Instructions to follow :: Copy all entries without alteration and skip the pictures they hold.
***
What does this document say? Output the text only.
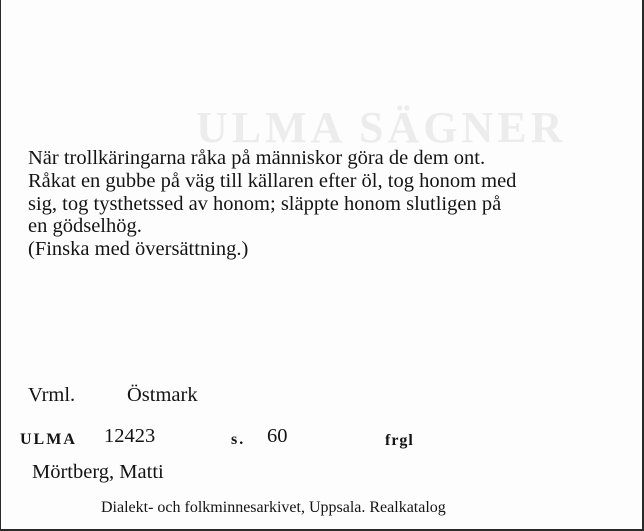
ULMA SÄGNER
När trollkäringarna råka på människor göra de dem ont.
Råkat en gubbe på väg till källaren efter öl, tog honom med
sig, tog tysthetssed av honom; släppte honom slutligen på
en gödselhög.
(Finska med översättning.)
Vrml.	Östmark
ULMA 12423	s. 60	frgl
Mörtberg, Matti
Dialekt- och folkminnesarkivet, Uppsala. Realkatalog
***
Written reply ::
What does this document say? Output the text only.
ULMA SÄGNER
När trollkäringarna råka på människor göra de dem ont.
Råkat en gubbe på väg till källaren efter öl, tog honom med
sig, tog tysthetssed av honom; släppte honom slutligen på
en gödselhög.
(Finska med översättning.)
Vrml.	Östmark
ULMA 12423	s. 60	frgl
Mörtberg, Matti
Dialekt- och folkminnesarkivet, Uppsala. Realkatalog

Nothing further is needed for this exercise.